• Exercise
State the count of lines below in which the word "this" appears, and add nothing.

[Items from a figure collection]

* * *

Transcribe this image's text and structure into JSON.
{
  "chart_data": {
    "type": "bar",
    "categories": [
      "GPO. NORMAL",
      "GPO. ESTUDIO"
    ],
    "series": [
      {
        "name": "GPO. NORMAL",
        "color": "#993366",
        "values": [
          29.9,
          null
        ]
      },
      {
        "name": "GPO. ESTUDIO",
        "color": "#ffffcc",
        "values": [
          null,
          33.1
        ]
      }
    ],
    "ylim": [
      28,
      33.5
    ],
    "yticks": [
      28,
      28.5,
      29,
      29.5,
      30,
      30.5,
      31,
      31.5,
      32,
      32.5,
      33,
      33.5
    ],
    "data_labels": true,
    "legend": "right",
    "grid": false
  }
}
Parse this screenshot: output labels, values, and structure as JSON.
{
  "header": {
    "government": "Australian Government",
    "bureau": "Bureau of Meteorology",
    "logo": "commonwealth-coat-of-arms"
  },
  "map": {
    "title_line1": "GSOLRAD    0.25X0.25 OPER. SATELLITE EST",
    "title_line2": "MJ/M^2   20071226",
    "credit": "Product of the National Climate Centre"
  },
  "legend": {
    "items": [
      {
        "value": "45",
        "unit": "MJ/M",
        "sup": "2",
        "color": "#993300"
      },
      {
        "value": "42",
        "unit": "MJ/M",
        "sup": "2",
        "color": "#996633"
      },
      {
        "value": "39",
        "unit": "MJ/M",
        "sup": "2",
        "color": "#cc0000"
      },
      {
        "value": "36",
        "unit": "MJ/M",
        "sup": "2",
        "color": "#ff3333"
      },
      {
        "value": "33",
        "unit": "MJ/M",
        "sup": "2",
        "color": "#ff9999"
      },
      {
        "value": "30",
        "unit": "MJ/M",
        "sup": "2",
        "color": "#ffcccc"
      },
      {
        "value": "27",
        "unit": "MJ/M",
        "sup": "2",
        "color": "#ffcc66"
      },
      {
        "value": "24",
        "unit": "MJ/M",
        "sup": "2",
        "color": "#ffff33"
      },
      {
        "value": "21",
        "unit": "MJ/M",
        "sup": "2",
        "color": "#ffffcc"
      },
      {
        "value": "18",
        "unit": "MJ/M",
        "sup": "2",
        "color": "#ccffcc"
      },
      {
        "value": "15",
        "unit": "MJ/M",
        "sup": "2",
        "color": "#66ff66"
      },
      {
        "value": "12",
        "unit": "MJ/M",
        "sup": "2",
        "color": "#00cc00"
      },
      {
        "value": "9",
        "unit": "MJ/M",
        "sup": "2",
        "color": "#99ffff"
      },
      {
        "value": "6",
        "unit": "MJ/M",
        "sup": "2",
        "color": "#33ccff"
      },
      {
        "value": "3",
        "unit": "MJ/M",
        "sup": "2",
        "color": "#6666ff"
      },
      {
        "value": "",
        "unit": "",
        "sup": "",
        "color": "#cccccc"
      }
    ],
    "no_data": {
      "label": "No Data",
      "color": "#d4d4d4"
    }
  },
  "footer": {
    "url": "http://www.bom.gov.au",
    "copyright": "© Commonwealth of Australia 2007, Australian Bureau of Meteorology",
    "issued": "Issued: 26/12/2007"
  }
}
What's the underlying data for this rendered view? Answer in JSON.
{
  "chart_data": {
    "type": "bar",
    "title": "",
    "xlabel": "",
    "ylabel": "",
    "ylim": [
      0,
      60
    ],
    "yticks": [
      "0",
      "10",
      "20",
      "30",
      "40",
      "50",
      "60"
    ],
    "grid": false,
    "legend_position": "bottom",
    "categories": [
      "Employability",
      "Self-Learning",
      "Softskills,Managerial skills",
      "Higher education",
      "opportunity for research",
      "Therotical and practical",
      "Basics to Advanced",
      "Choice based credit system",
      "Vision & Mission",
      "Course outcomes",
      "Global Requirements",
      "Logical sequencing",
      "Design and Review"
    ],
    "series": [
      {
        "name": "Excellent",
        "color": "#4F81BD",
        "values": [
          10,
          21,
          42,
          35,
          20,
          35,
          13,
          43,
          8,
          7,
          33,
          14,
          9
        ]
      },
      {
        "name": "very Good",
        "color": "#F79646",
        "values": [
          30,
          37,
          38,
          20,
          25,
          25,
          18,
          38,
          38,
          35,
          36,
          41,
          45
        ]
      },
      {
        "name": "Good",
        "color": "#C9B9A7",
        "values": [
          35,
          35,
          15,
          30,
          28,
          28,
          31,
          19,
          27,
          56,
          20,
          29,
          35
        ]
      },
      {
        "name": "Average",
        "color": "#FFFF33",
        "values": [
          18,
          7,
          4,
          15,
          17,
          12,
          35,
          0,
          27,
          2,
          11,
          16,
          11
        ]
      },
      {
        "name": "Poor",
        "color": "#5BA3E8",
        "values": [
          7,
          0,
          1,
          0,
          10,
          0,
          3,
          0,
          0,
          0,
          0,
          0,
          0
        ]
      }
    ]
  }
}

* * *

• The response
3